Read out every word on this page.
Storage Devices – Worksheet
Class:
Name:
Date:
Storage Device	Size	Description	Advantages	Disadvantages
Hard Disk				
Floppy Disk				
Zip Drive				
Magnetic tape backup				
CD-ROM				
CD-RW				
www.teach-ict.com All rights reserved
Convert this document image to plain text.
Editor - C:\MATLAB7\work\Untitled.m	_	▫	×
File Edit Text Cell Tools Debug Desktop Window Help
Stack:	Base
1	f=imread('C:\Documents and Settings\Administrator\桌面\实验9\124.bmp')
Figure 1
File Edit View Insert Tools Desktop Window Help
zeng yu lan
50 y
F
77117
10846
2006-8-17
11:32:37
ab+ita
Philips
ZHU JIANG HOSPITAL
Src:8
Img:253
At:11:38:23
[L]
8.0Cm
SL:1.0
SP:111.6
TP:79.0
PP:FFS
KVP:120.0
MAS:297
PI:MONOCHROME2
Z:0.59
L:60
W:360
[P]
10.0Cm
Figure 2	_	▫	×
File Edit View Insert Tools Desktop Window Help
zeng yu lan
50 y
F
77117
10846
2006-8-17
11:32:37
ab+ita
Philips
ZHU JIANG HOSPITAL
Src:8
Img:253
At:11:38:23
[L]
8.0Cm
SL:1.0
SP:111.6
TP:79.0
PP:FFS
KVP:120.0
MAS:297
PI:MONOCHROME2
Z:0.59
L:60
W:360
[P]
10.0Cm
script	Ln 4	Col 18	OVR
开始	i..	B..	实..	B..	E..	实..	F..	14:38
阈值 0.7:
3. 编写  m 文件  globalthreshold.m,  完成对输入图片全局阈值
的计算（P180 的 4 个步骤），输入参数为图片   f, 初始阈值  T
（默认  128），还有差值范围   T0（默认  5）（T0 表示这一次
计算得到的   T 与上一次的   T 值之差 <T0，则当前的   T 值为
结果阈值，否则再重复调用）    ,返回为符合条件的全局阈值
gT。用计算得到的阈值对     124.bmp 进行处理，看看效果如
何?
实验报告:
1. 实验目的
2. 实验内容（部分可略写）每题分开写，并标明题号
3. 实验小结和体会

________________________________________

Find the line containing "Convert this document image to plain text." in the material above. Print it and every line after it through the end, exactly and only those.

Convert this document image to plain text.
Editor - C:\MATLAB7\work\Untitled.m	_	▫	×
File Edit Text Cell Tools Debug Desktop Window Help
Stack:	Base
1	f=imread('C:\Documents and Settings\Administrator\桌面\实验9\124.bmp')
Figure 1
File Edit View Insert Tools Desktop Window Help
zeng yu lan
50 y
F
77117
10846
2006-8-17
11:32:37
ab+ita
Philips
ZHU JIANG HOSPITAL
Src:8
Img:253
At:11:38:23
[L]
8.0Cm
SL:1.0
SP:111.6
TP:79.0
PP:FFS
KVP:120.0
MAS:297
PI:MONOCHROME2
Z:0.59
L:60
W:360
[P]
10.0Cm
Figure 2	_	▫	×
File Edit View Insert Tools Desktop Window Help
zeng yu lan
50 y
F
77117
10846
2006-8-17
11:32:37
ab+ita
Philips
ZHU JIANG HOSPITAL
Src:8
Img:253
At:11:38:23
[L]
8.0Cm
SL:1.0
SP:111.6
TP:79.0
PP:FFS
KVP:120.0
MAS:297
PI:MONOCHROME2
Z:0.59
L:60
W:360
[P]
10.0Cm
script	Ln 4	Col 18	OVR
开始	i..	B..	实..	B..	E..	实..	F..	14:38
阈值 0.7:
3. 编写  m 文件  globalthreshold.m,  完成对输入图片全局阈值
的计算（P180 的 4 个步骤），输入参数为图片   f, 初始阈值  T
（默认  128），还有差值范围   T0（默认  5）（T0 表示这一次
计算得到的   T 与上一次的   T 值之差 <T0，则当前的   T 值为
结果阈值，否则再重复调用）    ,返回为符合条件的全局阈值
gT。用计算得到的阈值对     124.bmp 进行处理，看看效果如
何?
实验报告:
1. 实验目的
2. 实验内容（部分可略写）每题分开写，并标明题号
3. 实验小结和体会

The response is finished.